>> START LISTED ENTRIES

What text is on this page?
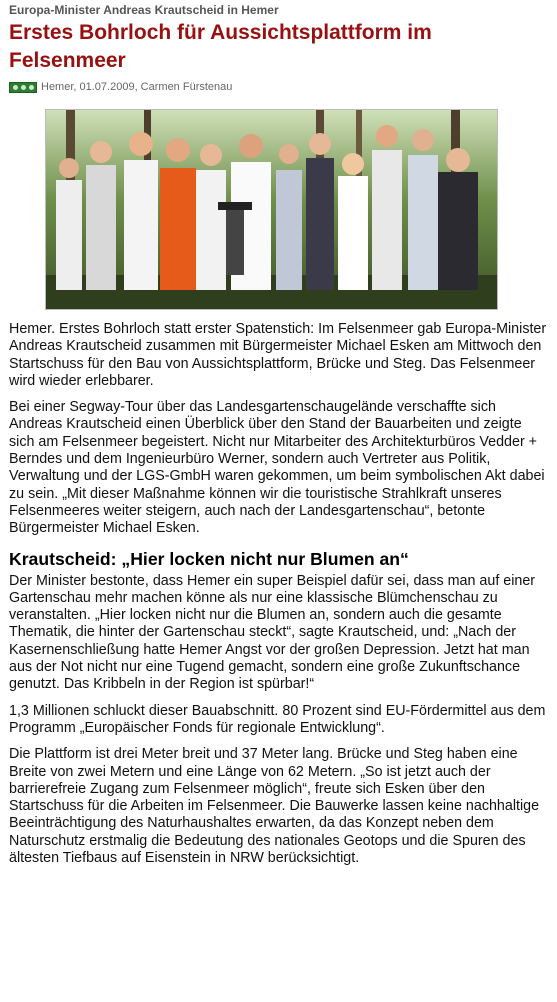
Europa-Minister Andreas Krautscheid in Hemer

Erstes Bohrloch für Aussichtsplattform im Felsenmeer
Hemer, 01.07.2009, Carmen Fürstenau

Hemer. Erstes Bohrloch statt erster Spatenstich: Im Felsenmeer gab Europa-Minister Andreas Krautscheid zusammen mit Bürgermeister Michael Esken am Mittwoch den Startschuss für den Bau von Aussichtsplattform, Brücke und Steg. Das Felsenmeer wird wieder erlebbarer.

Bei einer Segway-Tour über das Landesgartenschaugelände verschaffte sich Andreas Krautscheid einen Überblick über den Stand der Bauarbeiten und zeigte sich am Felsenmeer begeistert. Nicht nur Mitarbeiter des Architekturbüros Vedder + Berndes und dem Ingenieurbüro Werner, sondern auch Vertreter aus Politik, Verwaltung und der LGS-GmbH waren gekommen, um beim symbolischen Akt dabei zu sein. „Mit dieser Maßnahme können wir die touristische Strahlkraft unseres Felsenmeeres weiter steigern, auch nach der Landesgartenschau“, betonte Bürgermeister Michael Esken.

Krautscheid: „Hier locken nicht nur Blumen an“

Der Minister bestonte, dass Hemer ein super Beispiel dafür sei, dass man auf einer Gartenschau mehr machen könne als nur eine klassische Blümchenschau zu veranstalten. „Hier locken nicht nur die Blumen an, sondern auch die gesamte Thematik, die hinter der Gartenschau steckt“, sagte Krautscheid, und: „Nach der Kasernenschließung hatte Hemer Angst vor der großen Depression. Jetzt hat man aus der Not nicht nur eine Tugend gemacht, sondern eine große Zukunftschance genutzt. Das Kribbeln in der Region ist spürbar!“

1,3 Millionen schluckt dieser Bauabschnitt. 80 Prozent sind EU-Fördermittel aus dem Programm „Europäischer Fonds für regionale Entwicklung“.

Die Plattform ist drei Meter breit und 37 Meter lang. Brücke und Steg haben eine Breite von zwei Metern und eine Länge von 62 Metern. „So ist jetzt auch der barrierefreie Zugang zum Felsenmeer möglich“, freute sich Esken über den Startschuss für die Arbeiten im Felsenmeer. Die Bauwerke lassen keine nachhaltige Beeinträchtigung des Naturhaushaltes erwarten, da das Konzept neben dem Naturschutz erstmalig die Bedeutung des nationales Geotops und die Spuren des ältesten Tiefbaus auf Eisenstein in NRW berücksichtigt.
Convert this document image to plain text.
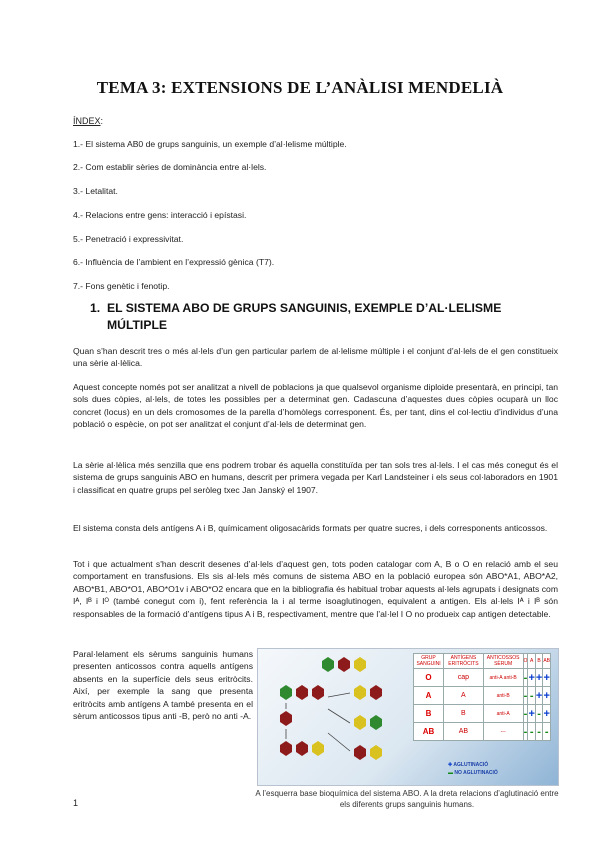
TEMA 3: EXTENSIONS DE L’ANÀLISI MENDELIÀ
ÍNDEX:
1.- El sistema AB0 de grups sanguinis, un exemple d’al·lelisme múltiple.
2.- Com establir sèries de dominància entre al·lels.
3.- Letalitat.
4.- Relacions entre gens: interacció i epístasi.
5.- Penetració i expressivitat.
6.- Influència de l’ambient en l’expressió gènica (T7).
7.- Fons genètic i fenotip.
1. EL SISTEMA ABO DE GRUPS SANGUINIS, EXEMPLE D’AL·LELISME MÚLTIPLE
Quan s’han descrit tres o més al·lels d’un gen particular parlem de al·lelisme múltiple i el conjunt d’al·lels de el gen constitueix una sèrie al·lèlica.
Aquest concepte només pot ser analitzat a nivell de poblacions ja que qualsevol organisme diploide presentarà, en principi, tan sols dues còpies, al·lels, de totes les possibles per a determinat gen. Cadascuna d’aquestes dues còpies ocuparà un lloc concret (locus) en un dels cromosomes de la parella d’homòlegs corresponent. És, per tant, dins el col·lectiu d’individus d’una població o espècie, on pot ser analitzat el conjunt d’al·lels de determinat gen.
La sèrie al·lèlica més senzilla que ens podrem trobar és aquella constituïda per tan sols tres al·lels. I el cas més conegut és el sistema de grups sanguinis ABO en humans, descrit per primera vegada per Karl Landsteiner i els seus col·laboradors en 1901 i classificat en quatre grups pel seròleg txec Jan Janský el 1907.
El sistema consta dels antígens A i B, químicament oligosacàrids formats per quatre sucres, i dels corresponents anticossos.
Tot i que actualment s'han descrit desenes d’al·lels d’aquest gen, tots poden catalogar com A, B o O en relació amb el seu comportament en transfusions. Els sis al·lels més comuns de sistema ABO en la població europea són ABO*A1, ABO*A2, ABO*B1, ABO*O1, ABO*O1v i ABO*O2 encara que en la bibliografia és habitual trobar aquests al·lels agrupats i designats com Iᴬ, Iᴮ i Iᴼ (també conegut com i), fent referència la i al terme isoaglutinogen, equivalent a antigen. Els al·lels Iᴬ i Iᴮ són responsables de la formació d’antígens tipus A i B, respectivament, mentre que l’al·lel I O no produeix cap antigen detectable.
Paral·lelament els sèrums sanguinis humans presenten anticossos contra aquells antígens absents en la superfície dels seus eritròcits. Així, per exemple la sang que presenta eritròcits amb antígens A també presenta en el sèrum anticossos tipus anti -B, però no anti -A.
GRUP SANGUINI	ANTÍGENS ERITRÒCITS	ANTICOSSOS SÈRUM	O	A	B	AB
O	cap	anti-A anti-B	-	+	+	+
A	A	anti-B	-	-	+	+
B	B	anti-A	-	+	-	+
AB	AB	---	-	-	-	-
✚ AGLUTINACIÓ
▬ NO AGLUTINACIÓ
A l’esquerra base bioquímica del sistema ABO. A la dreta relacions d’aglutinació entre els diferents grups sanguinis humans.
1
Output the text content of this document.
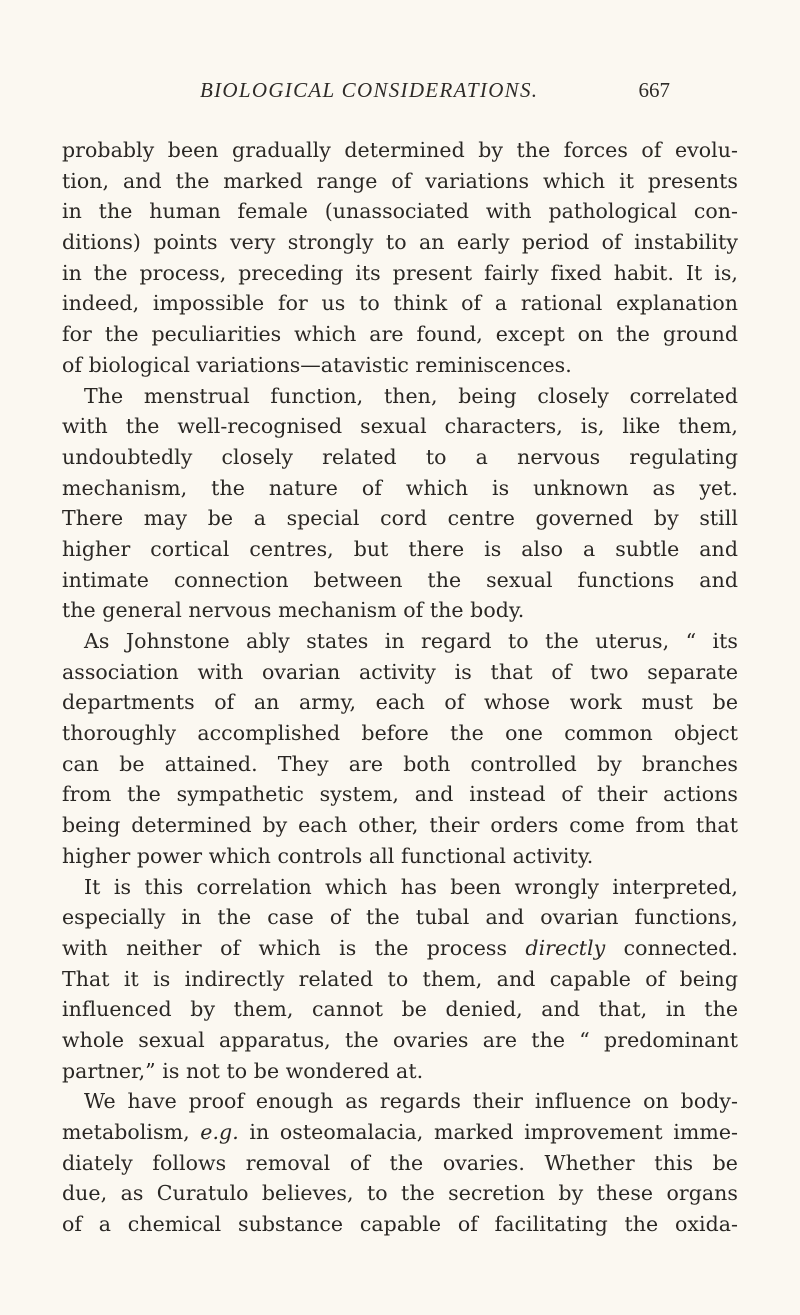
BIOLOGICAL CONSIDERATIONS.	667
probably been gradually determined by the forces of evolu-
tion, and the marked range of variations which it presents
in the human female (unassociated with pathological con-
ditions) points very strongly to an early period of instability
in the process, preceding its present fairly fixed habit. It is,
indeed, impossible for us to think of a rational explanation
for the peculiarities which are found, except on the ground
of biological variations—atavistic reminiscences.
The menstrual function, then, being closely correlated
with the well-recognised sexual characters, is, like them,
undoubtedly closely related to a nervous regulating
mechanism, the nature of which is unknown as yet.
There may be a special cord centre governed by still
higher cortical centres, but there is also a subtle and
intimate connection between the sexual functions and
the general nervous mechanism of the body.
As Johnstone ably states in regard to the uterus, “ its
association with ovarian activity is that of two separate
departments of an army, each of whose work must be
thoroughly accomplished before the one common object
can be attained. They are both controlled by branches
from the sympathetic system, and instead of their actions
being determined by each other, their orders come from that
higher power which controls all functional activity.
It is this correlation which has been wrongly interpreted,
especially in the case of the tubal and ovarian functions,
with neither of which is the process directly connected.
That it is indirectly related to them, and capable of being
influenced by them, cannot be denied, and that, in the
whole sexual apparatus, the ovaries are the “ predominant
partner,” is not to be wondered at.
We have proof enough as regards their influence on body-
metabolism, e.g. in osteomalacia, marked improvement imme-
diately follows removal of the ovaries. Whether this be
due, as Curatulo believes, to the secretion by these organs
of a chemical substance capable of facilitating the oxida-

>> END LISTED ENTRIES

EXERCISE DETAILS:
Your answer should be one number: the count of lines in the data above that include the word "descrit".

FINAL RESULT:
3